* **PROVIDED RECORDS**:
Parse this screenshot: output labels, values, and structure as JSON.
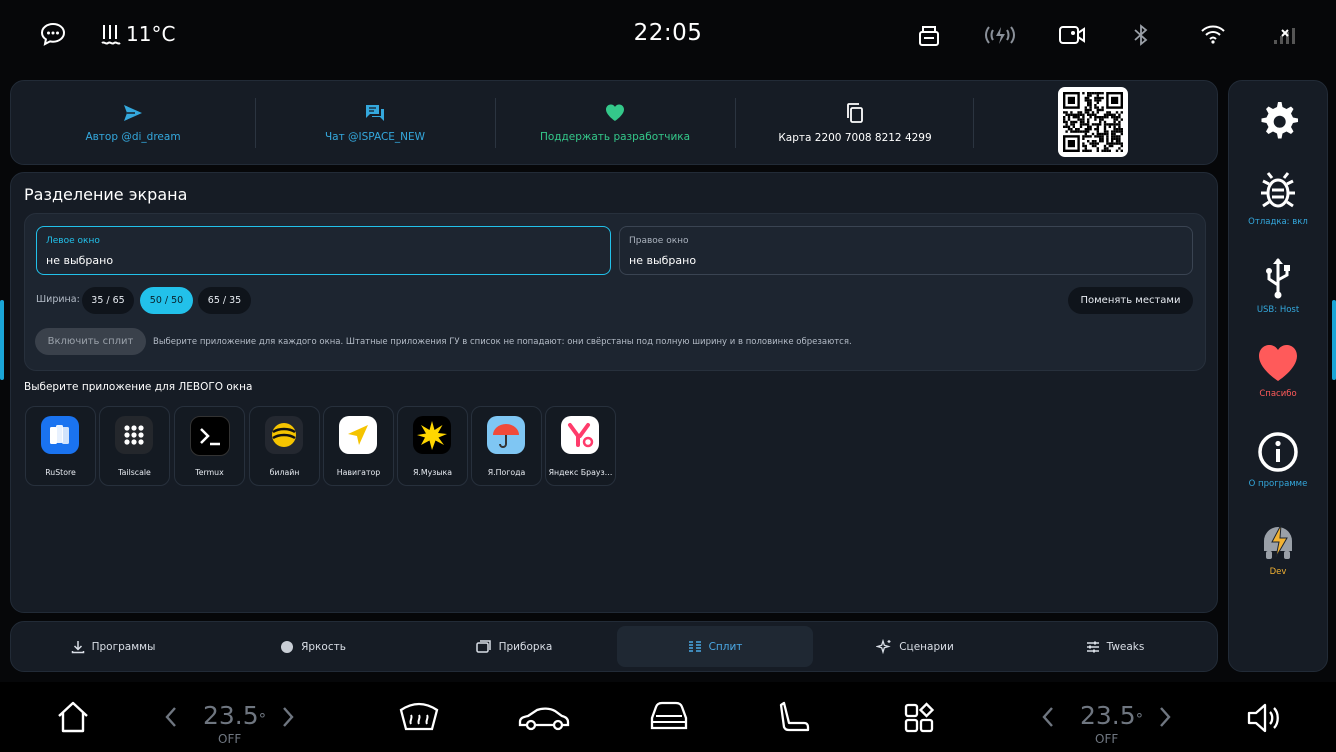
{
  "status": {
    "temperature": "11°C",
    "time": "22:05"
  },
  "links": [
    {
      "label": "Автор @di_dream",
      "color": "#34a8dd",
      "icon": "send-icon"
    },
    {
      "label": "Чат @ISPACE_NEW",
      "color": "#34a8dd",
      "icon": "chat-icon"
    },
    {
      "label": "Поддержать разработчика",
      "color": "#34c88a",
      "icon": "heart-icon"
    },
    {
      "label": "Карта 2200 7008 8212 4299",
      "color": "#ffffff",
      "icon": "copy-icon"
    }
  ],
  "split": {
    "title": "Разделение экрана",
    "left": {
      "label": "Левое окно",
      "value": "не выбрано"
    },
    "right": {
      "label": "Правое окно",
      "value": "не выбрано"
    },
    "width_label": "Ширина:",
    "widths": [
      "35 / 65",
      "50 / 50",
      "65 / 35"
    ],
    "selected_width": "50 / 50",
    "swap_label": "Поменять местами",
    "enable_label": "Включить сплит",
    "hint": "Выберите приложение для каждого окна. Штатные приложения ГУ в список не попадают: они свёрстаны под полную ширину и в половинке обрезаются.",
    "section_title": "Выберите приложение для ЛЕВОГО окна"
  },
  "apps": [
    {
      "name": "RuStore"
    },
    {
      "name": "Tailscale"
    },
    {
      "name": "Termux"
    },
    {
      "name": "билайн"
    },
    {
      "name": "Навигатор"
    },
    {
      "name": "Я.Музыка"
    },
    {
      "name": "Я.Погода"
    },
    {
      "name": "Яндекс Брауз…"
    }
  ],
  "tabs": [
    {
      "label": "Программы",
      "icon": "download-icon"
    },
    {
      "label": "Яркость",
      "icon": "brightness-icon"
    },
    {
      "label": "Приборка",
      "icon": "dashboard-icon"
    },
    {
      "label": "Сплит",
      "icon": "split-icon",
      "active": true
    },
    {
      "label": "Сценарии",
      "icon": "sparkle-icon"
    },
    {
      "label": "Tweaks",
      "icon": "sliders-icon"
    }
  ],
  "sidebar": [
    {
      "label": "",
      "icon": "gear-icon"
    },
    {
      "label": "Отладка: вкл",
      "icon": "bug-icon",
      "color": "#34a8dd"
    },
    {
      "label": "USB: Host",
      "icon": "usb-icon",
      "color": "#34a8dd"
    },
    {
      "label": "Спасибо",
      "icon": "heart-icon",
      "color": "#ff5a5a"
    },
    {
      "label": "О программе",
      "icon": "info-icon",
      "color": "#34a8dd"
    },
    {
      "label": "Dev",
      "icon": "android-bolt-icon",
      "color": "#f2b233"
    }
  ],
  "climate": {
    "left": {
      "value": "23.5",
      "unit": "°",
      "state": "OFF"
    },
    "right": {
      "value": "23.5",
      "unit": "°",
      "state": "OFF"
    }
  }
}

* **PROBLEM STATEMENT**:
Images in the records should not be copied. Repeat all the rest exactly.

* **RESPONSE FOR THIS EXERCISE**:
Parse this screenshot: output labels, values, and structure as JSON.
{
  "status": {
    "temperature": "11°C",
    "time": "22:05"
  },
  "links": [
    {
      "label": "Автор @di_dream",
      "color": "#34a8dd",
      "icon": "send-icon"
    },
    {
      "label": "Чат @ISPACE_NEW",
      "color": "#34a8dd",
      "icon": "chat-icon"
    },
    {
      "label": "Поддержать разработчика",
      "color": "#34c88a",
      "icon": "heart-icon"
    },
    {
      "label": "Карта 2200 7008 8212 4299",
      "color": "#ffffff",
      "icon": "copy-icon"
    }
  ],
  "split": {
    "title": "Разделение экрана",
    "left": {
      "label": "Левое окно",
      "value": "не выбрано"
    },
    "right": {
      "label": "Правое окно",
      "value": "не выбрано"
    },
    "width_label": "Ширина:",
    "widths": [
      "35 / 65",
      "50 / 50",
      "65 / 35"
    ],
    "selected_width": "50 / 50",
    "swap_label": "Поменять местами",
    "enable_label": "Включить сплит",
    "hint": "Выберите приложение для каждого окна. Штатные приложения ГУ в список не попадают: они свёрстаны под полную ширину и в половинке обрезаются.",
    "section_title": "Выберите приложение для ЛЕВОГО окна"
  },
  "apps": [
    {
      "name": "RuStore"
    },
    {
      "name": "Tailscale"
    },
    {
      "name": "Termux"
    },
    {
      "name": "билайн"
    },
    {
      "name": "Навигатор"
    },
    {
      "name": "Я.Музыка"
    },
    {
      "name": "Я.Погода"
    },
    {
      "name": "Яндекс Брауз…"
    }
  ],
  "tabs": [
    {
      "label": "Программы",
      "icon": "download-icon"
    },
    {
      "label": "Яркость",
      "icon": "brightness-icon"
    },
    {
      "label": "Приборка",
      "icon": "dashboard-icon"
    },
    {
      "label": "Сплит",
      "icon": "split-icon",
      "active": true
    },
    {
      "label": "Сценарии",
      "icon": "sparkle-icon"
    },
    {
      "label": "Tweaks",
      "icon": "sliders-icon"
    }
  ],
  "sidebar": [
    {
      "label": "",
      "icon": "gear-icon"
    },
    {
      "label": "Отладка: вкл",
      "icon": "bug-icon",
      "color": "#34a8dd"
    },
    {
      "label": "USB: Host",
      "icon": "usb-icon",
      "color": "#34a8dd"
    },
    {
      "label": "Спасибо",
      "icon": "heart-icon",
      "color": "#ff5a5a"
    },
    {
      "label": "О программе",
      "icon": "info-icon",
      "color": "#34a8dd"
    },
    {
      "label": "Dev",
      "icon": "android-bolt-icon",
      "color": "#f2b233"
    }
  ],
  "climate": {
    "left": {
      "value": "23.5",
      "unit": "°",
      "state": "OFF"
    },
    "right": {
      "value": "23.5",
      "unit": "°",
      "state": "OFF"
    }
  }
}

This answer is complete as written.